# WRITTEN PROBLEM
Count every line where "provided" shows up, and give that number only.

# MATERIAL SHOWN
>> BEGIN

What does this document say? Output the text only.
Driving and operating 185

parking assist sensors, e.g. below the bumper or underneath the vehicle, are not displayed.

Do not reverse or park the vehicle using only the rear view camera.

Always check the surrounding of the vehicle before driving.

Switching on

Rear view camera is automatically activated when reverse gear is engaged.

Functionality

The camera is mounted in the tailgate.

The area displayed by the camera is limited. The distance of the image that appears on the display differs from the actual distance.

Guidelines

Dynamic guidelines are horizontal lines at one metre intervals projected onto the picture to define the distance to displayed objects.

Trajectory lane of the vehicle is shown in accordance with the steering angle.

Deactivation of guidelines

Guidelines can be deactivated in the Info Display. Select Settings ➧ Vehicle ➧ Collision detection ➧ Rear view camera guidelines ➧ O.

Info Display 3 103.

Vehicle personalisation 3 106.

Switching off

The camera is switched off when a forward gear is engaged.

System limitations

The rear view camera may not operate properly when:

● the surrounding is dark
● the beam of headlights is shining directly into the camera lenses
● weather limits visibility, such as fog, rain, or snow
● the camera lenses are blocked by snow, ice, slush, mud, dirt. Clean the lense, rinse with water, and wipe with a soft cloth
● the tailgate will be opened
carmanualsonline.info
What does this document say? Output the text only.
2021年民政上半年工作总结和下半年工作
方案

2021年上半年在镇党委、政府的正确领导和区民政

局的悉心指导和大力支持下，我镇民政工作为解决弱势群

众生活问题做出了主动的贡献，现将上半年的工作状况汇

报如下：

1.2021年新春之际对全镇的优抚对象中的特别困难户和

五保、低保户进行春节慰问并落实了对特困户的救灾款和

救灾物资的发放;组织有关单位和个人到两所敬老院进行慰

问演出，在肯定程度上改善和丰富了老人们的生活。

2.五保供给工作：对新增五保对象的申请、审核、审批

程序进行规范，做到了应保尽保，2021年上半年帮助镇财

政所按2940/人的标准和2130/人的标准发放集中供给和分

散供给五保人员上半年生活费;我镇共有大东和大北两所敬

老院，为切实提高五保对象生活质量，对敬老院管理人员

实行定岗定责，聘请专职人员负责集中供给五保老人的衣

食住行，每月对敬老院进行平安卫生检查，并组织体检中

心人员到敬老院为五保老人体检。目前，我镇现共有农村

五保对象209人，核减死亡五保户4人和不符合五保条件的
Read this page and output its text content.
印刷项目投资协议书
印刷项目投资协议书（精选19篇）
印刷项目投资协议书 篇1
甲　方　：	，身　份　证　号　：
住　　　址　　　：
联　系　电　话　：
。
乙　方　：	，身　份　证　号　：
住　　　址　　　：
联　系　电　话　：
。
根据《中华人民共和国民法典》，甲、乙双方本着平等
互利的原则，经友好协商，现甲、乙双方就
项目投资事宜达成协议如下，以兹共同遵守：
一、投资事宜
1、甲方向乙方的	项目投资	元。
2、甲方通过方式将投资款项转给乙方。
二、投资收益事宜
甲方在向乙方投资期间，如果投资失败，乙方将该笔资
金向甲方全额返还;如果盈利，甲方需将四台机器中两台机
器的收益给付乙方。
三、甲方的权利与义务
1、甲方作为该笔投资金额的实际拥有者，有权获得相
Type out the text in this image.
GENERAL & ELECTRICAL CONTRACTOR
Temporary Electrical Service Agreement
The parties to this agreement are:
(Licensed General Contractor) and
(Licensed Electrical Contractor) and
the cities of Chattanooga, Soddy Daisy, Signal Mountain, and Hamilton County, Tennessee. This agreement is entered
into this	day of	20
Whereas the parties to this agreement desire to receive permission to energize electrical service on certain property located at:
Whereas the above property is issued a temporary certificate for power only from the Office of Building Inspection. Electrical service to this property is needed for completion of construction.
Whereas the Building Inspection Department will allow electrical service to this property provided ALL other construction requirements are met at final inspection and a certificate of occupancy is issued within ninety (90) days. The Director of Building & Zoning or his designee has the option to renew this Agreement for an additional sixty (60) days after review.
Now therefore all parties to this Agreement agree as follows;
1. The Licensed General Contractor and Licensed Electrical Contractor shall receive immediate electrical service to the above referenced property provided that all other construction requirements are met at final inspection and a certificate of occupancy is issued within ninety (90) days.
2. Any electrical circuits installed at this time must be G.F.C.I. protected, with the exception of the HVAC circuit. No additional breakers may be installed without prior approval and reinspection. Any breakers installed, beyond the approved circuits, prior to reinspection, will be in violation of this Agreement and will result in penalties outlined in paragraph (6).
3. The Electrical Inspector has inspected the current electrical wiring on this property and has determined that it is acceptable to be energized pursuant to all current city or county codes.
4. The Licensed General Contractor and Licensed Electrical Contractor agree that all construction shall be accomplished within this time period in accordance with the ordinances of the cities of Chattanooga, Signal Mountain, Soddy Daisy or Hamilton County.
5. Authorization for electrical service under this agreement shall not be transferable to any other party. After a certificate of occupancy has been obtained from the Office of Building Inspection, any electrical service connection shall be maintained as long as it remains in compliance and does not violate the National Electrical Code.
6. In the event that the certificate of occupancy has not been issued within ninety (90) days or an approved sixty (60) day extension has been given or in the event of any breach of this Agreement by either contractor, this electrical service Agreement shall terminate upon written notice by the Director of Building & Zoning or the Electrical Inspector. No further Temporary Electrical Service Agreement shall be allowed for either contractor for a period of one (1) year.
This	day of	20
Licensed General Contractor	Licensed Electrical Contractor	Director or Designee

>> END

# EXERCISE ANSWER
2